* TASK DETAILS:
Please take the part of the material that opens with the line containing "hourglass-icon: [332, 441, 343, 455]" and closes with the line containing "charge-pip: [428, 199, 438, 209]", and write it out again with "bullet-diamond-icon" swapped for "bullet-diamond-marker", leaving everything else unchanged.

* DATA SUPPLIED:

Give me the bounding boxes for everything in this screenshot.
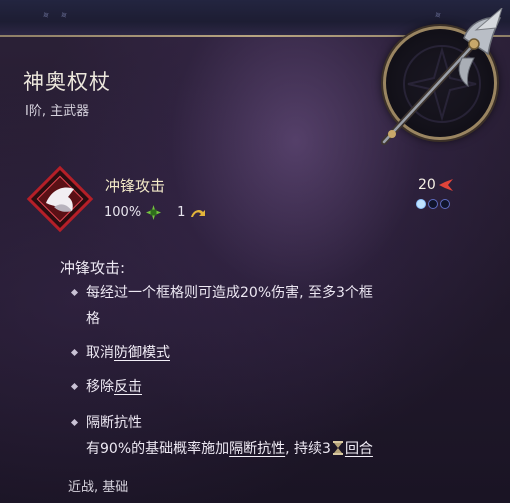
hourglass-icon: [332, 441, 343, 455]
cooldown-arrow-icon: [191, 209, 206, 217]
bullet-detail: 有90%的基础概率施加隔断抗性, 持续3 回合: [86, 436, 373, 462]
bullet-diamond-icon: [70, 288, 79, 297]
bullet-text: 移除: [86, 379, 114, 395]
cost-value: 20: [418, 177, 436, 193]
bullet-diamond-icon: [70, 348, 79, 357]
charge-pips: [416, 199, 450, 209]
skill-stats: 100% 1: [104, 205, 206, 220]
cost-icon: [438, 179, 453, 191]
bullet-text: 每经过一个框格则可造成20%伤害, 至多3个框: [86, 285, 373, 301]
bullet-diamond-icon: [70, 418, 79, 427]
description-bullet: 移除反击: [70, 374, 142, 400]
description-bullet: 每经过一个框格则可造成20%伤害, 至多3个框 格: [70, 280, 456, 332]
bullet-detail-text: , 持续3: [285, 441, 331, 457]
accuracy-icon: [146, 205, 162, 220]
bullet-text: 取消: [86, 345, 114, 361]
charge-pip: [428, 199, 438, 209]
description-bullet: 隔断抗性 有90%的基础概率施加隔断抗性, 持续3 回合: [70, 410, 373, 462]
skill-cost: 20: [418, 177, 453, 193]
skill-name: 冲锋攻击: [105, 177, 166, 195]
skill-tags: 近战, 基础: [68, 480, 129, 495]
rune-icon: ⌖: [57, 7, 71, 23]
keyword-link-stagger-resist[interactable]: 隔断抗性: [229, 441, 285, 457]
accuracy-value: 100%: [104, 205, 142, 220]
halberd-icon: [381, 8, 503, 145]
rune-icon: ⌖: [39, 7, 53, 23]
bullet-text-continued: 格: [86, 311, 100, 327]
bullet-detail-text: 有90%的基础概率施加: [86, 441, 230, 457]
keyword-link-counter[interactable]: 反击: [114, 379, 142, 395]
cooldown-value: 1: [177, 205, 186, 220]
item-name: 神奥权杖: [23, 70, 111, 94]
bullet-diamond-icon: [70, 382, 79, 391]
charge-pip: [440, 199, 450, 209]
item-subtitle: I阶, 主武器: [25, 104, 90, 119]
description-bullet: 取消防御模式: [70, 340, 170, 366]
item-tooltip: ⌖ ⌖ ⌖ 神奥权杖 I阶, 主武器 冲锋攻击 100% 1 20 冲锋攻击: …: [0, 0, 510, 503]
keyword-link-defense-mode[interactable]: 防御模式: [114, 345, 170, 361]
bullet-title: 隔断抗性: [86, 415, 142, 431]
charge-attack-icon[interactable]: [24, 163, 96, 235]
charge-pip: [416, 199, 426, 209]
description-title: 冲锋攻击:: [60, 259, 126, 277]
keyword-link-rounds[interactable]: 回合: [345, 441, 373, 457]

* OUTPUT OF THE TASK:
hourglass-icon: [332, 441, 343, 455]
cooldown-arrow-icon: [191, 209, 206, 217]
bullet-detail: 有90%的基础概率施加隔断抗性, 持续3 回合: [86, 436, 373, 462]
bullet-diamond-marker: [70, 288, 79, 297]
bullet-text: 移除: [86, 379, 114, 395]
cost-value: 20: [418, 177, 436, 193]
bullet-diamond-marker: [70, 348, 79, 357]
charge-pips: [416, 199, 450, 209]
skill-stats: 100% 1: [104, 205, 206, 220]
cost-icon: [438, 179, 453, 191]
bullet-text: 每经过一个框格则可造成20%伤害, 至多3个框: [86, 285, 373, 301]
bullet-diamond-marker: [70, 418, 79, 427]
description-bullet: 移除反击: [70, 374, 142, 400]
description-bullet: 每经过一个框格则可造成20%伤害, 至多3个框 格: [70, 280, 456, 332]
bullet-detail-text: , 持续3: [285, 441, 331, 457]
accuracy-icon: [146, 205, 162, 220]
bullet-text: 取消: [86, 345, 114, 361]
charge-pip: [428, 199, 438, 209]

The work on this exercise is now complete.